*EXERCISE REQUIREMENTS:* Where a line below holds the string "size", copy that line.

+ + + + + + +

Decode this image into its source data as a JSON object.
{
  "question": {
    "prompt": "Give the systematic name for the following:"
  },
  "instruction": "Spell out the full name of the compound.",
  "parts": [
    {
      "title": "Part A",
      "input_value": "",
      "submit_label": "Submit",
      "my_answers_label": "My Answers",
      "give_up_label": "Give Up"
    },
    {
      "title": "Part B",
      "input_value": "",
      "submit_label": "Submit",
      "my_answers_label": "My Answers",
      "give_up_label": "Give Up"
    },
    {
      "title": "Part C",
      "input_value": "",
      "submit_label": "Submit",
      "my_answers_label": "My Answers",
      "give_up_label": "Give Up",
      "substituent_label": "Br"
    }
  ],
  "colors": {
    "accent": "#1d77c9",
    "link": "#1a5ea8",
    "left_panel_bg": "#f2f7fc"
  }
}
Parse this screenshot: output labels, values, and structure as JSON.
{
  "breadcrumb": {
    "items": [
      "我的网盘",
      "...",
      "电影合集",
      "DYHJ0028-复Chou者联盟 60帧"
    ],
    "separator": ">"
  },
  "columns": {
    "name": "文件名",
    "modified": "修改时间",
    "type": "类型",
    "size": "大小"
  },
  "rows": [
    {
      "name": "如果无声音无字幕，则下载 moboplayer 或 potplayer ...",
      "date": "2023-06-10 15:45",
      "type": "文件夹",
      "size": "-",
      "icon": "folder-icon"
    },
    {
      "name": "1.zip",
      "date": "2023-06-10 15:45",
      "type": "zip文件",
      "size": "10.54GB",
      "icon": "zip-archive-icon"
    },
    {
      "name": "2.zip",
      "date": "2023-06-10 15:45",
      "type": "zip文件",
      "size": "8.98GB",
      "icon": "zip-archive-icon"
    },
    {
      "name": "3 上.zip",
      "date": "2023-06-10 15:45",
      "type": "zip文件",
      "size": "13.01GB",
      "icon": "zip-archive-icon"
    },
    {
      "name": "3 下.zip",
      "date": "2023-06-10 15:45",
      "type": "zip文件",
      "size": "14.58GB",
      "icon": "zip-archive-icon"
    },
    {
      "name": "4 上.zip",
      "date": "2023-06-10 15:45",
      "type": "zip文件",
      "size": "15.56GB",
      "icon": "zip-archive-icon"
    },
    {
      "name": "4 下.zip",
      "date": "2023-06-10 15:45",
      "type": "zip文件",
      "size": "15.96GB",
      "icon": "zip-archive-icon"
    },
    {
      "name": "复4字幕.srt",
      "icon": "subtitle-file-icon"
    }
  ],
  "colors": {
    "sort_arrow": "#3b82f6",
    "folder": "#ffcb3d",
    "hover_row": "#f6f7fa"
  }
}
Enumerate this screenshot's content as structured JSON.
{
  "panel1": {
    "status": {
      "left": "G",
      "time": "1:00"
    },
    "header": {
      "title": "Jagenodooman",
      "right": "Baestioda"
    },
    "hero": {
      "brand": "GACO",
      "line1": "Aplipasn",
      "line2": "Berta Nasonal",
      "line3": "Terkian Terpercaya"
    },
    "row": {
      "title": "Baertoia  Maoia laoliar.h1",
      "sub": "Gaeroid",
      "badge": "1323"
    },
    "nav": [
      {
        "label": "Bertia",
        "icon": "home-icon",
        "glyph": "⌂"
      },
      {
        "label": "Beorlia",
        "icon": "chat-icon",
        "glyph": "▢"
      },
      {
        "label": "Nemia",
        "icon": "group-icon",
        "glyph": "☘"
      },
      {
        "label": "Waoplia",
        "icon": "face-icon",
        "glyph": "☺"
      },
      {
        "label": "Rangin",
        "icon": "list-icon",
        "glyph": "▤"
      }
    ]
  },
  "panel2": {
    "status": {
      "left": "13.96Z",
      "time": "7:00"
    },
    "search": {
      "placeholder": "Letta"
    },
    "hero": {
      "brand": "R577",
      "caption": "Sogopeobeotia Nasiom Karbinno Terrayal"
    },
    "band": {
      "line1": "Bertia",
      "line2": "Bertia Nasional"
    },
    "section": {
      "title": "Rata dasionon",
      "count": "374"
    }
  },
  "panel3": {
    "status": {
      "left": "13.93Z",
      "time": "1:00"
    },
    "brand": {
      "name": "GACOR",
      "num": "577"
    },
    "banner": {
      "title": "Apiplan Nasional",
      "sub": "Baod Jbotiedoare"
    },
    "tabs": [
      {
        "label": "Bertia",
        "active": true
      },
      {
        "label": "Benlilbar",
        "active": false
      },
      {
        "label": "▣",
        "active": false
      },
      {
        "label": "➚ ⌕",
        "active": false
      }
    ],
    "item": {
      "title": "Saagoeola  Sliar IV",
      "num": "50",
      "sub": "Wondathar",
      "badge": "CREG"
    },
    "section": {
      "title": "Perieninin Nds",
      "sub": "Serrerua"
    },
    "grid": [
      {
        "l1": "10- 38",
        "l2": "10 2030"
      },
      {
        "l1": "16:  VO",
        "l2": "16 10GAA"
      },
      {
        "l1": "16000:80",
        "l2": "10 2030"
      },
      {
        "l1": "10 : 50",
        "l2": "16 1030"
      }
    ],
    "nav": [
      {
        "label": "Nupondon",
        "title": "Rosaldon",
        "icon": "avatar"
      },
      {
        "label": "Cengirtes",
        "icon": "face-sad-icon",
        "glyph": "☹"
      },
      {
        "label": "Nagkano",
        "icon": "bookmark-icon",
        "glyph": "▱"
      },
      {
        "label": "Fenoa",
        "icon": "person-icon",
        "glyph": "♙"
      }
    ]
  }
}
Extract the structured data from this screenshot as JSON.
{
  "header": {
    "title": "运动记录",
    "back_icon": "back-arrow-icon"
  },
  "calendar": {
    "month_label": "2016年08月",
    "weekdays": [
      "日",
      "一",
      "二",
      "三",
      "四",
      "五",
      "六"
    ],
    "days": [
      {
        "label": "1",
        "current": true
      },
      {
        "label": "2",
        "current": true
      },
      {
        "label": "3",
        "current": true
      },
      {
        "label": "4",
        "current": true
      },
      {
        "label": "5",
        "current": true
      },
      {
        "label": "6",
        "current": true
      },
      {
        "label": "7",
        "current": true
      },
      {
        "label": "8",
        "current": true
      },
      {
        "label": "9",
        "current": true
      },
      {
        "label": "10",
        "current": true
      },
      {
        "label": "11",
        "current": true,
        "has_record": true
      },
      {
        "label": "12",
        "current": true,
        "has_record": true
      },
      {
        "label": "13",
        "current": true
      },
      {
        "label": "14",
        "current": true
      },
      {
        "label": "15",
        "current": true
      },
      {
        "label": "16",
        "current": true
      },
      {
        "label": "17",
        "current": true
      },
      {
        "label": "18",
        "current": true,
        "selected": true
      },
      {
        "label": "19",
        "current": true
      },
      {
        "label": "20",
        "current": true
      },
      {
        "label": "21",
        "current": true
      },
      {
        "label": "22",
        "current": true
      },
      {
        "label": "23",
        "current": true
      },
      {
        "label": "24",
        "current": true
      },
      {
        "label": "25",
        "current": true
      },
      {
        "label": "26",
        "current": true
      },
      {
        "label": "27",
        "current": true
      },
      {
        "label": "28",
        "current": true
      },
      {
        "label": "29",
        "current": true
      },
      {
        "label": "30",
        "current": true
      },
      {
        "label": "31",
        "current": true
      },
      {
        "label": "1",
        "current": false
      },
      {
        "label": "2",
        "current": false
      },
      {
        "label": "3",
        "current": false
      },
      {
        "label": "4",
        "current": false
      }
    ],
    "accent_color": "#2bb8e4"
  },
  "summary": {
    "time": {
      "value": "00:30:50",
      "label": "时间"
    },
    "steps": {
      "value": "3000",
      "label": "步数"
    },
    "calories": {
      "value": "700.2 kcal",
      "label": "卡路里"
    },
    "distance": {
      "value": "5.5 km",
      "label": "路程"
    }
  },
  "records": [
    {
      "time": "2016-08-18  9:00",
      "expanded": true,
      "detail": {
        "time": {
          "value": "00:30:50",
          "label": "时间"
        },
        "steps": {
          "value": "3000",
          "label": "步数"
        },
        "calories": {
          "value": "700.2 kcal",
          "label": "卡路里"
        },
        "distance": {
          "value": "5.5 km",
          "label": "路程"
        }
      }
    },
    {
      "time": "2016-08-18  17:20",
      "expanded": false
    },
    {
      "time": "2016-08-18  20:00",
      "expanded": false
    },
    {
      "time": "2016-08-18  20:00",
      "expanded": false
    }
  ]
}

+ + + + + + +

*RIGHT ANSWER:*
    "size": "大小"
      "size": "-",
      "size": "10.54GB",
      "size": "8.98GB",
      "size": "13.01GB",
      "size": "14.58GB",
      "size": "15.56GB",
      "size": "15.96GB",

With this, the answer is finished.